* BEGIN *
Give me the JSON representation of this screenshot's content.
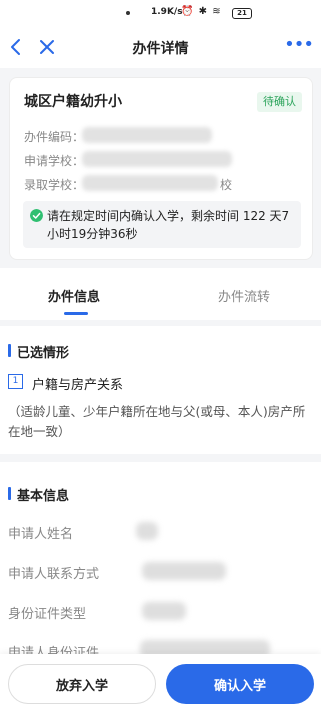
{
  "status_bar": {
    "speed": "1.9K/s",
    "icons": "⏰ ✱ ≋",
    "battery": "21"
  },
  "nav": {
    "title": "办件详情",
    "more": "•••"
  },
  "card": {
    "title": "城区户籍幼升小",
    "badge": "待确认",
    "fields": [
      {
        "label": "办件编码："
      },
      {
        "label": "申请学校："
      },
      {
        "label": "录取学校：",
        "tail": "校"
      }
    ],
    "notice": "请在规定时间内确认入学，剩余时间 122 天7小时19分钟36秒"
  },
  "tabs": {
    "info": "办件信息",
    "flow": "办件流转"
  },
  "situation": {
    "heading": "已选情形",
    "number": "1",
    "title": "户籍与房产关系",
    "description": "（适龄儿童、少年户籍所在地与父(或母、本人)房产所在地一致）"
  },
  "basic_info": {
    "heading": "基本信息",
    "rows": [
      {
        "label": "申请人姓名"
      },
      {
        "label": "申请人联系方式"
      },
      {
        "label": "身份证件类型"
      },
      {
        "label": "申请人身份证件"
      }
    ]
  },
  "actions": {
    "abandon": "放弃入学",
    "confirm": "确认入学"
  },
  "colors": {
    "accent": "#2a6ae8",
    "success": "#2fbf71"
  }
}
* END *
■ What to produce
Pictures are excluded; copy all other data exactly as shown.

■ Task answer
Give me the JSON representation of this screenshot's content.
{
  "status_bar": {
    "speed": "1.9K/s",
    "icons": "⏰ ✱ ≋",
    "battery": "21"
  },
  "nav": {
    "title": "办件详情",
    "more": "•••"
  },
  "card": {
    "title": "城区户籍幼升小",
    "badge": "待确认",
    "fields": [
      {
        "label": "办件编码："
      },
      {
        "label": "申请学校："
      },
      {
        "label": "录取学校：",
        "tail": "校"
      }
    ],
    "notice": "请在规定时间内确认入学，剩余时间 122 天7小时19分钟36秒"
  },
  "tabs": {
    "info": "办件信息",
    "flow": "办件流转"
  },
  "situation": {
    "heading": "已选情形",
    "number": "1",
    "title": "户籍与房产关系",
    "description": "（适龄儿童、少年户籍所在地与父(或母、本人)房产所在地一致）"
  },
  "basic_info": {
    "heading": "基本信息",
    "rows": [
      {
        "label": "申请人姓名"
      },
      {
        "label": "申请人联系方式"
      },
      {
        "label": "身份证件类型"
      },
      {
        "label": "申请人身份证件"
      }
    ]
  },
  "actions": {
    "abandon": "放弃入学",
    "confirm": "确认入学"
  },
  "colors": {
    "accent": "#2a6ae8",
    "success": "#2fbf71"
  }
}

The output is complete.